'''

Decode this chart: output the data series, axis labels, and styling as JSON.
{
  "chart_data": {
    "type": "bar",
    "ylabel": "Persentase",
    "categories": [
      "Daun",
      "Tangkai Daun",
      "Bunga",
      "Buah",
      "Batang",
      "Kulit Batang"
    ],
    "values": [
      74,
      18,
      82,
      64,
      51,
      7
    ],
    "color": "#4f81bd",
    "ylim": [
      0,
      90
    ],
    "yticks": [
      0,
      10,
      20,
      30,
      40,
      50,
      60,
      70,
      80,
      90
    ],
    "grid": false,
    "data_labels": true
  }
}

'''

Give every line of the material again, exactly as it reads.

- [COMPLETE RESPONSE]:
Decode this chart: output the data series, axis labels, and styling as JSON.
{
  "chart_data": {
    "type": "bar",
    "ylabel": "Persentase",
    "categories": [
      "Daun",
      "Tangkai Daun",
      "Bunga",
      "Buah",
      "Batang",
      "Kulit Batang"
    ],
    "values": [
      74,
      18,
      82,
      64,
      51,
      7
    ],
    "color": "#4f81bd",
    "ylim": [
      0,
      90
    ],
    "yticks": [
      0,
      10,
      20,
      30,
      40,
      50,
      60,
      70,
      80,
      90
    ],
    "grid": false,
    "data_labels": true
  }
}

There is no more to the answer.